## TASK TO COMPLETE
In your copy, include every line of the listing below exactly but none of the pictures.

## TASK DATA
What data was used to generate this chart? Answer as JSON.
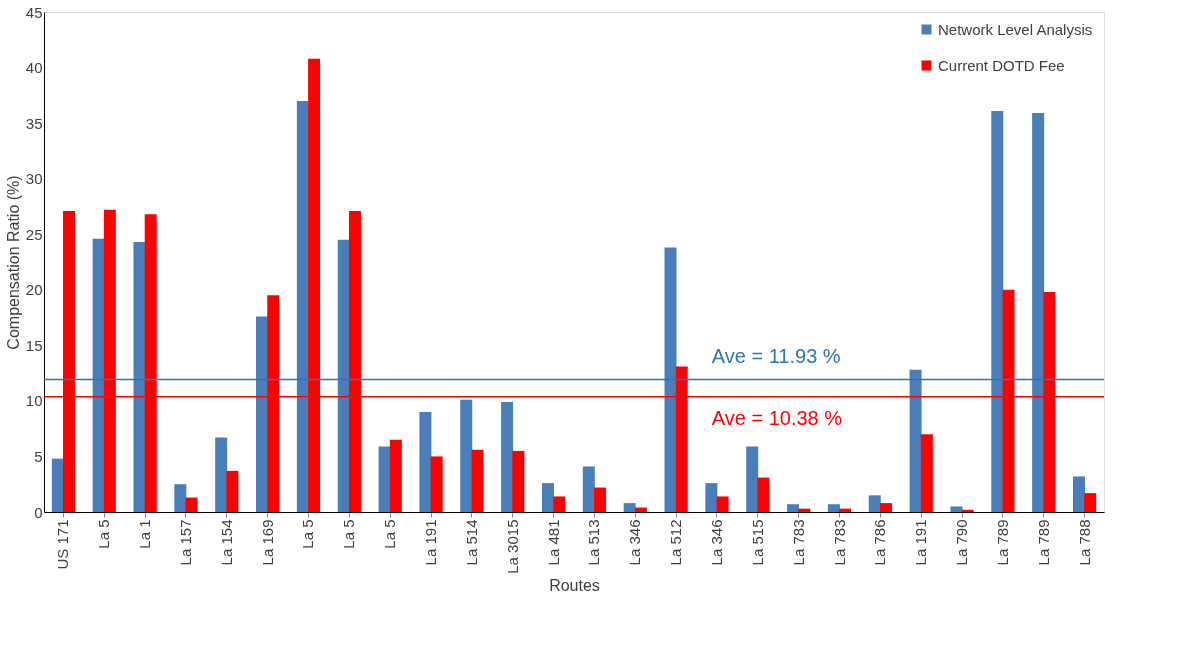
{
  "chart_data": {
    "type": "bar",
    "xlabel": "Routes",
    "ylabel": "Compensation Ratio (%)",
    "categories": [
      "US 171",
      "La 5",
      "La 1",
      "La 157",
      "La 154",
      "La 169",
      "La 5",
      "La 5",
      "La 5",
      "La 191",
      "La 514",
      "La 3015",
      "La 481",
      "La 513",
      "La 346",
      "La 512",
      "La 346",
      "La 515",
      "La 783",
      "La 783",
      "La 786",
      "La 191",
      "La 790",
      "La 789",
      "La 789",
      "La 788"
    ],
    "series": [
      {
        "name": "Network Level Analysis",
        "color": "#4a7ebb",
        "values": [
          4.8,
          24.6,
          24.3,
          2.5,
          6.7,
          17.6,
          37.0,
          24.5,
          5.9,
          9.0,
          10.1,
          9.9,
          2.6,
          4.1,
          0.8,
          23.8,
          2.6,
          5.9,
          0.7,
          0.7,
          1.5,
          12.8,
          0.5,
          36.1,
          35.9,
          3.2
        ]
      },
      {
        "name": "Current DOTD Fee",
        "color": "#ff0000",
        "values": [
          27.1,
          27.2,
          26.8,
          1.3,
          3.7,
          19.5,
          40.8,
          27.1,
          6.5,
          5.0,
          5.6,
          5.5,
          1.4,
          2.2,
          0.4,
          13.1,
          1.4,
          3.1,
          0.3,
          0.3,
          0.8,
          7.0,
          0.2,
          20.0,
          19.8,
          1.7
        ]
      }
    ],
    "ylim": [
      0,
      45
    ],
    "yticks": [
      0,
      5,
      10,
      15,
      20,
      25,
      30,
      35,
      40,
      45
    ],
    "ref_lines": [
      {
        "axis": "y",
        "value": 11.93,
        "label": "Ave = 11.93 %",
        "color": "#2e75b6"
      },
      {
        "axis": "y",
        "value": 10.38,
        "label": "Ave = 10.38 %",
        "color": "#ff0000"
      }
    ],
    "grid": false,
    "legend": "top right"
  }
}
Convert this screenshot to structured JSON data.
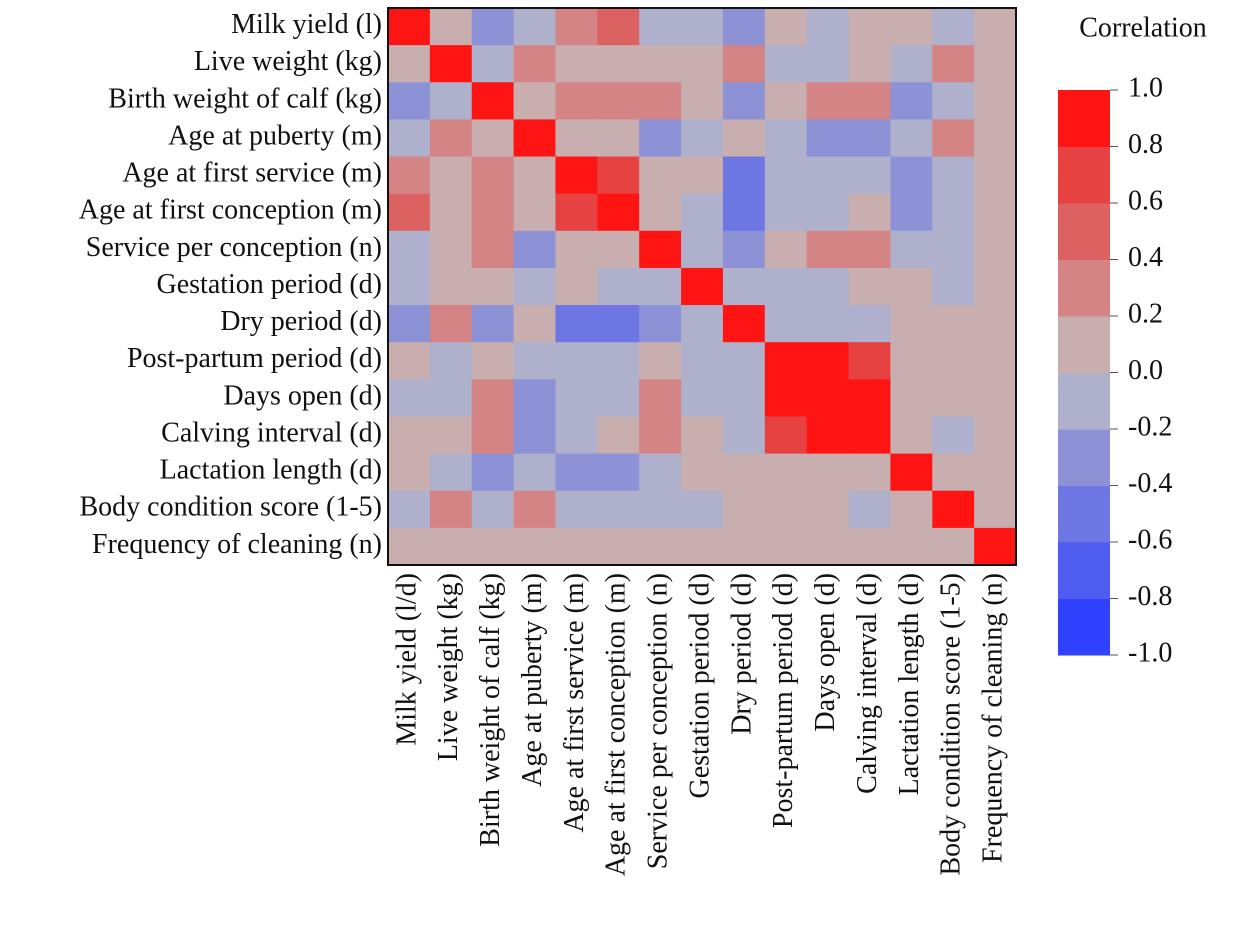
{
  "chart_data": {
    "type": "heatmap",
    "legend_title": "Correlation",
    "y_categories": [
      "Milk yield (l)",
      "Live weight (kg)",
      "Birth weight  of calf (kg)",
      "Age at puberty  (m)",
      "Age at first service (m)",
      "Age at first conception (m)",
      "Service per conception (n)",
      "Gestation period (d)",
      "Dry period (d)",
      "Post-partum period (d)",
      "Days open (d)",
      "Calving interval (d)",
      "Lactation length (d)",
      "Body condition score (1-5)",
      "Frequency of cleaning (n)"
    ],
    "x_categories": [
      "Milk yield (l/d)",
      "Live weight (kg)",
      "Birth weight  of calf (kg)",
      "Age at puberty  (m)",
      "Age at first service (m)",
      "Age at first conception (m)",
      "Service per conception (n)",
      "Gestation period (d)",
      "Dry period (d)",
      "Post-partum period (d)",
      "Days open (d)",
      "Calving interval (d)",
      "Lactation length (d)",
      "Body condition score (1-5)",
      "Frequency of cleaning (n)"
    ],
    "values": [
      [
        1,
        0.1,
        -0.3,
        -0.1,
        0.3,
        0.5,
        -0.1,
        -0.1,
        -0.3,
        0.1,
        -0.1,
        0.1,
        0.1,
        -0.1,
        0.1
      ],
      [
        0.1,
        1,
        -0.1,
        0.3,
        0.1,
        0.1,
        0.1,
        0.1,
        0.3,
        -0.1,
        -0.1,
        0.1,
        -0.1,
        0.3,
        0.1
      ],
      [
        -0.3,
        -0.1,
        1,
        0.1,
        0.3,
        0.3,
        0.3,
        0.1,
        -0.3,
        0.1,
        0.3,
        0.3,
        -0.3,
        -0.1,
        0.1
      ],
      [
        -0.1,
        0.3,
        0.1,
        1,
        0.1,
        0.1,
        -0.3,
        -0.1,
        0.1,
        -0.1,
        -0.3,
        -0.3,
        -0.1,
        0.3,
        0.1
      ],
      [
        0.3,
        0.1,
        0.3,
        0.1,
        1,
        0.7,
        0.1,
        0.1,
        -0.5,
        -0.1,
        -0.1,
        -0.1,
        -0.3,
        -0.1,
        0.1
      ],
      [
        0.5,
        0.1,
        0.3,
        0.1,
        0.7,
        1,
        0.1,
        -0.1,
        -0.5,
        -0.1,
        -0.1,
        0.1,
        -0.3,
        -0.1,
        0.1
      ],
      [
        -0.1,
        0.1,
        0.3,
        -0.3,
        0.1,
        0.1,
        1,
        -0.1,
        -0.3,
        0.1,
        0.3,
        0.3,
        -0.1,
        -0.1,
        0.1
      ],
      [
        -0.1,
        0.1,
        0.1,
        -0.1,
        0.1,
        -0.1,
        -0.1,
        1,
        -0.1,
        -0.1,
        -0.1,
        0.1,
        0.1,
        -0.1,
        0.1
      ],
      [
        -0.3,
        0.3,
        -0.3,
        0.1,
        -0.5,
        -0.5,
        -0.3,
        -0.1,
        1,
        -0.1,
        -0.1,
        -0.1,
        0.1,
        0.1,
        0.1
      ],
      [
        0.1,
        -0.1,
        0.1,
        -0.1,
        -0.1,
        -0.1,
        0.1,
        -0.1,
        -0.1,
        1,
        0.9,
        0.7,
        0.1,
        0.1,
        0.1
      ],
      [
        -0.1,
        -0.1,
        0.3,
        -0.3,
        -0.1,
        -0.1,
        0.3,
        -0.1,
        -0.1,
        0.9,
        1,
        0.9,
        0.1,
        0.1,
        0.1
      ],
      [
        0.1,
        0.1,
        0.3,
        -0.3,
        -0.1,
        0.1,
        0.3,
        0.1,
        -0.1,
        0.7,
        0.9,
        1,
        0.1,
        -0.1,
        0.1
      ],
      [
        0.1,
        -0.1,
        -0.3,
        -0.1,
        -0.3,
        -0.3,
        -0.1,
        0.1,
        0.1,
        0.1,
        0.1,
        0.1,
        1,
        0.1,
        0.1
      ],
      [
        -0.1,
        0.3,
        -0.1,
        0.3,
        -0.1,
        -0.1,
        -0.1,
        -0.1,
        0.1,
        0.1,
        0.1,
        -0.1,
        0.1,
        1,
        0.1
      ],
      [
        0.1,
        0.1,
        0.1,
        0.1,
        0.1,
        0.1,
        0.1,
        0.1,
        0.1,
        0.1,
        0.1,
        0.1,
        0.1,
        0.1,
        1
      ]
    ],
    "zlim": [
      -1,
      1
    ],
    "colors": [
      "#3142ff",
      "#4f5cf0",
      "#6d76e2",
      "#8d92d6",
      "#afb0cc",
      "#c8aeae",
      "#d48484",
      "#dc6262",
      "#e64242",
      "#ff1414"
    ],
    "zticks": [
      {
        "value": 1,
        "label": "1.0"
      },
      0.8,
      0.6,
      0.4,
      0.2,
      {
        "value": 0,
        "label": "0.0"
      },
      -0.2,
      -0.4,
      -0.6,
      -0.8,
      {
        "value": -1,
        "label": "-1.0"
      }
    ]
  }
}
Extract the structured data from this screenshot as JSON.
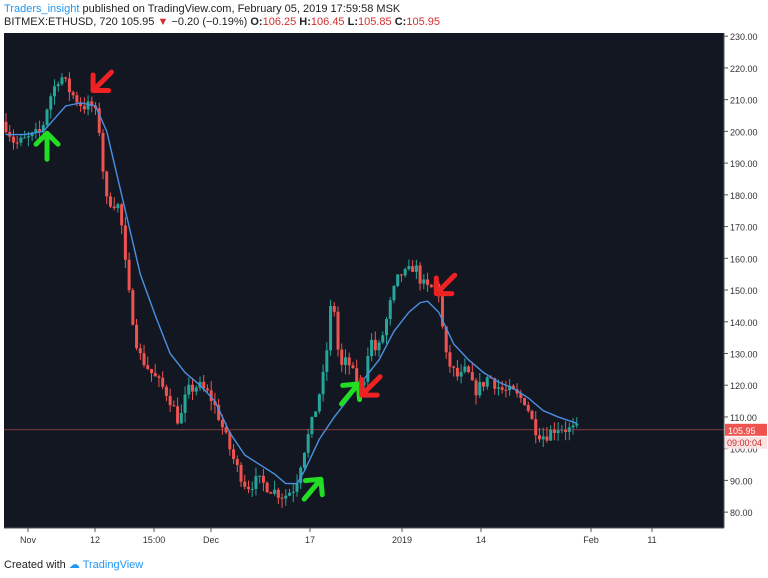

## RESPONSE TO THE EXERCISE
What data was used to generate this chart? Answer as JSON.
{
  "chart_data": {
    "type": "bar",
    "xlabel": "Routes",
    "ylabel": "Compensation Ratio (%)",
    "categories": [
      "US 171",
      "La 5",
      "La 1",
      "La 157",
      "La 154",
      "La 169",
      "La 5",
      "La 5",
      "La 5",
      "La 191",
      "La 514",
      "La 3015",
      "La 481",
      "La 513",
      "La 346",
      "La 512",
      "La 346",
      "La 515",
      "La 783",
      "La 783",
      "La 786",
      "La 191",
      "La 790",
      "La 789",
      "La 789",
      "La 788"
    ],
    "series": [
      {
        "name": "Network Level Analysis",
        "color": "#4a7ebb",
        "values": [
          4.8,
          24.6,
          24.3,
          2.5,
          6.7,
          17.6,
          37.0,
          24.5,
          5.9,
          9.0,
          10.1,
          9.9,
          2.6,
          4.1,
          0.8,
          23.8,
          2.6,
          5.9,
          0.7,
          0.7,
          1.5,
          12.8,
          0.5,
          36.1,
          35.9,
          3.2
        ]
      },
      {
        "name": "Current DOTD Fee",
        "color": "#ff0000",
        "values": [
          27.1,
          27.2,
          26.8,
          1.3,
          3.7,
          19.5,
          40.8,
          27.1,
          6.5,
          5.0,
          5.6,
          5.5,
          1.4,
          2.2,
          0.4,
          13.1,
          1.4,
          3.1,
          0.3,
          0.3,
          0.8,
          7.0,
          0.2,
          20.0,
          19.8,
          1.7
        ]
      }
    ],
    "ylim": [
      0,
      45
    ],
    "yticks": [
      0,
      5,
      10,
      15,
      20,
      25,
      30,
      35,
      40,
      45
    ],
    "ref_lines": [
      {
        "axis": "y",
        "value": 11.93,
        "label": "Ave = 11.93 %",
        "color": "#2e75b6"
      },
      {
        "axis": "y",
        "value": 10.38,
        "label": "Ave = 10.38 %",
        "color": "#ff0000"
      }
    ],
    "grid": false,
    "legend": "top right"
  }
}
Convert this screenshot to structured JSON data.
{
  "chart_data": {
    "type": "heatmap",
    "legend_title": "Correlation",
    "y_categories": [
      "Milk yield (l)",
      "Live weight (kg)",
      "Birth weight  of calf (kg)",
      "Age at puberty  (m)",
      "Age at first service (m)",
      "Age at first conception (m)",
      "Service per conception (n)",
      "Gestation period (d)",
      "Dry period (d)",
      "Post-partum period (d)",
      "Days open (d)",
      "Calving interval (d)",
      "Lactation length (d)",
      "Body condition score (1-5)",
      "Frequency of cleaning (n)"
    ],
    "x_categories": [
      "Milk yield (l/d)",
      "Live weight (kg)",
      "Birth weight  of calf (kg)",
      "Age at puberty  (m)",
      "Age at first service (m)",
      "Age at first conception (m)",
      "Service per conception (n)",
      "Gestation period (d)",
      "Dry period (d)",
      "Post-partum period (d)",
      "Days open (d)",
      "Calving interval (d)",
      "Lactation length (d)",
      "Body condition score (1-5)",
      "Frequency of cleaning (n)"
    ],
    "values": [
      [
        1,
        0.1,
        -0.3,
        -0.1,
        0.3,
        0.5,
        -0.1,
        -0.1,
        -0.3,
        0.1,
        -0.1,
        0.1,
        0.1,
        -0.1,
        0.1
      ],
      [
        0.1,
        1,
        -0.1,
        0.3,
        0.1,
        0.1,
        0.1,
        0.1,
        0.3,
        -0.1,
        -0.1,
        0.1,
        -0.1,
        0.3,
        0.1
      ],
      [
        -0.3,
        -0.1,
        1,
        0.1,
        0.3,
        0.3,
        0.3,
        0.1,
        -0.3,
        0.1,
        0.3,
        0.3,
        -0.3,
        -0.1,
        0.1
      ],
      [
        -0.1,
        0.3,
        0.1,
        1,
        0.1,
        0.1,
        -0.3,
        -0.1,
        0.1,
        -0.1,
        -0.3,
        -0.3,
        -0.1,
        0.3,
        0.1
      ],
      [
        0.3,
        0.1,
        0.3,
        0.1,
        1,
        0.7,
        0.1,
        0.1,
        -0.5,
        -0.1,
        -0.1,
        -0.1,
        -0.3,
        -0.1,
        0.1
      ],
      [
        0.5,
        0.1,
        0.3,
        0.1,
        0.7,
        1,
        0.1,
        -0.1,
        -0.5,
        -0.1,
        -0.1,
        0.1,
        -0.3,
        -0.1,
        0.1
      ],
      [
        -0.1,
        0.1,
        0.3,
        -0.3,
        0.1,
        0.1,
        1,
        -0.1,
        -0.3,
        0.1,
        0.3,
        0.3,
        -0.1,
        -0.1,
        0.1
      ],
      [
        -0.1,
        0.1,
        0.1,
        -0.1,
        0.1,
        -0.1,
        -0.1,
        1,
        -0.1,
        -0.1,
        -0.1,
        0.1,
        0.1,
        -0.1,
        0.1
      ],
      [
        -0.3,
        0.3,
        -0.3,
        0.1,
        -0.5,
        -0.5,
        -0.3,
        -0.1,
        1,
        -0.1,
        -0.1,
        -0.1,
        0.1,
        0.1,
        0.1
      ],
      [
        0.1,
        -0.1,
        0.1,
        -0.1,
        -0.1,
        -0.1,
        0.1,
        -0.1,
        -0.1,
        1,
        0.9,
        0.7,
        0.1,
        0.1,
        0.1
      ],
      [
        -0.1,
        -0.1,
        0.3,
        -0.3,
        -0.1,
        -0.1,
        0.3,
        -0.1,
        -0.1,
        0.9,
        1,
        0.9,
        0.1,
        0.1,
        0.1
      ],
      [
        0.1,
        0.1,
        0.3,
        -0.3,
        -0.1,
        0.1,
        0.3,
        0.1,
        -0.1,
        0.7,
        0.9,
        1,
        0.1,
        -0.1,
        0.1
      ],
      [
        0.1,
        -0.1,
        -0.3,
        -0.1,
        -0.3,
        -0.3,
        -0.1,
        0.1,
        0.1,
        0.1,
        0.1,
        0.1,
        1,
        0.1,
        0.1
      ],
      [
        -0.1,
        0.3,
        -0.1,
        0.3,
        -0.1,
        -0.1,
        -0.1,
        -0.1,
        0.1,
        0.1,
        0.1,
        -0.1,
        0.1,
        1,
        0.1
      ],
      [
        0.1,
        0.1,
        0.1,
        0.1,
        0.1,
        0.1,
        0.1,
        0.1,
        0.1,
        0.1,
        0.1,
        0.1,
        0.1,
        0.1,
        1
      ]
    ],
    "zlim": [
      -1,
      1
    ],
    "colors": [
      "#3142ff",
      "#4f5cf0",
      "#6d76e2",
      "#8d92d6",
      "#afb0cc",
      "#c8aeae",
      "#d48484",
      "#dc6262",
      "#e64242",
      "#ff1414"
    ],
    "zticks": [
      {
        "value": 1,
        "label": "1.0"
      },
      0.8,
      0.6,
      0.4,
      0.2,
      {
        "value": 0,
        "label": "0.0"
      },
      -0.2,
      -0.4,
      -0.6,
      -0.8,
      {
        "value": -1,
        "label": "-1.0"
      }
    ]
  }
}
Extract the structured data from this screenshot as JSON.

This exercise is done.